[Saved entries]

--

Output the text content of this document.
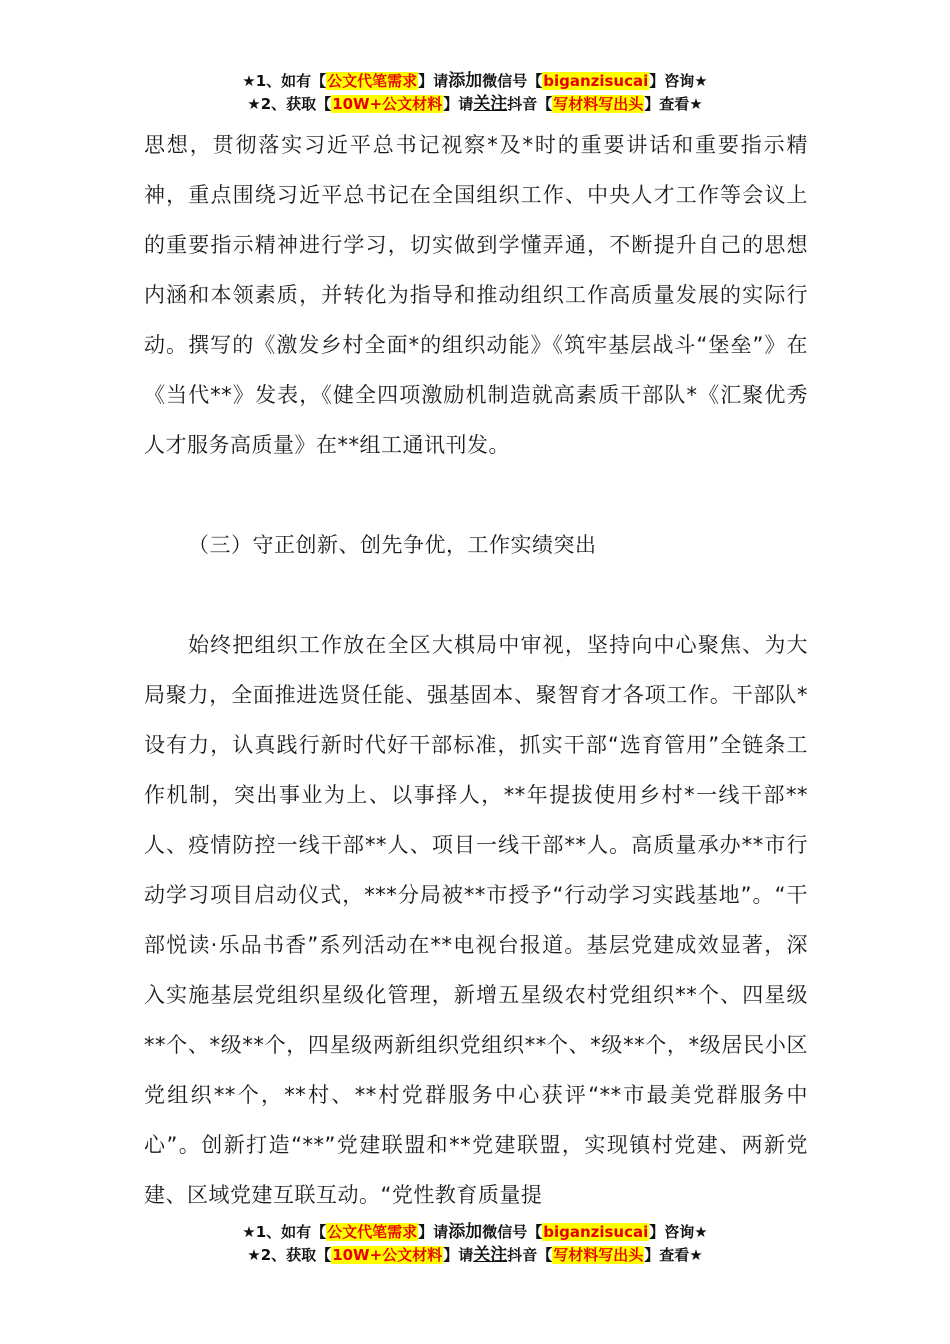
★1、如有【公文代笔需求】请添加微信号【biganzisucai】咨询★
★2、获取【10W+公文材料】请关注抖音【写材料写出头】查看★

思想，贯彻落实习近平总书记视察*及*时的重要讲话和重要指示精神，重点围绕习近平总书记在全国组织工作、中央人才工作等会议上的重要指示精神进行学习，切实做到学懂弄通，不断提升自己的思想内涵和本领素质，并转化为指导和推动组织工作高质量发展的实际行动。撰写的《激发乡村全面*的组织动能》《筑牢基层战斗“堡垒”》在《当代**》发表，《健全四项激励机制造就高素质干部队*《汇聚优秀人才服务高质量》在**组工通讯刊发。

（三）守正创新、创先争优，工作实绩突出

始终把组织工作放在全区大棋局中审视，坚持向中心聚焦、为大局聚力，全面推进选贤任能、强基固本、聚智育才各项工作。干部队*设有力，认真践行新时代好干部标准，抓实干部“选育管用”全链条工作机制，突出事业为上、以事择人，**年提拔使用乡村*一线干部**人、疫情防控一线干部**人、项目一线干部**人。高质量承办**市行动学习项目启动仪式，***分局被**市授予“行动学习实践基地”。“干部悦读·乐品书香”系列活动在**电视台报道。基层党建成效显著，深入实施基层党组织星级化管理，新增五星级农村党组织**个、四星级**个、*级**个，四星级两新组织党组织**个、*级**个，*级居民小区党组织**个，**村、**村党群服务中心获评“**市最美党群服务中心”。创新打造“**”党建联盟和**党建联盟，实现镇村党建、两新党建、区域党建互联互动。“党性教育质量提

★1、如有【公文代笔需求】请添加微信号【biganzisucai】咨询★
★2、获取【10W+公文材料】请关注抖音【写材料写出头】查看★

--

#### Instruction:
Repeat the listing above exactly, with no pictures.

#### Written answer:
Output the text content of this document.
★1、如有【公文代笔需求】请添加微信号【biganzisucai】咨询★
★2、获取【10W+公文材料】请关注抖音【写材料写出头】查看★

思想，贯彻落实习近平总书记视察*及*时的重要讲话和重要指示精神，重点围绕习近平总书记在全国组织工作、中央人才工作等会议上的重要指示精神进行学习，切实做到学懂弄通，不断提升自己的思想内涵和本领素质，并转化为指导和推动组织工作高质量发展的实际行动。撰写的《激发乡村全面*的组织动能》《筑牢基层战斗“堡垒”》在《当代**》发表，《健全四项激励机制造就高素质干部队*《汇聚优秀人才服务高质量》在**组工通讯刊发。

（三）守正创新、创先争优，工作实绩突出

始终把组织工作放在全区大棋局中审视，坚持向中心聚焦、为大局聚力，全面推进选贤任能、强基固本、聚智育才各项工作。干部队*设有力，认真践行新时代好干部标准，抓实干部“选育管用”全链条工作机制，突出事业为上、以事择人，**年提拔使用乡村*一线干部**人、疫情防控一线干部**人、项目一线干部**人。高质量承办**市行动学习项目启动仪式，***分局被**市授予“行动学习实践基地”。“干部悦读·乐品书香”系列活动在**电视台报道。基层党建成效显著，深入实施基层党组织星级化管理，新增五星级农村党组织**个、四星级**个、*级**个，四星级两新组织党组织**个、*级**个，*级居民小区党组织**个，**村、**村党群服务中心获评“**市最美党群服务中心”。创新打造“**”党建联盟和**党建联盟，实现镇村党建、两新党建、区域党建互联互动。“党性教育质量提

★1、如有【公文代笔需求】请添加微信号【biganzisucai】咨询★
★2、获取【10W+公文材料】请关注抖音【写材料写出头】查看★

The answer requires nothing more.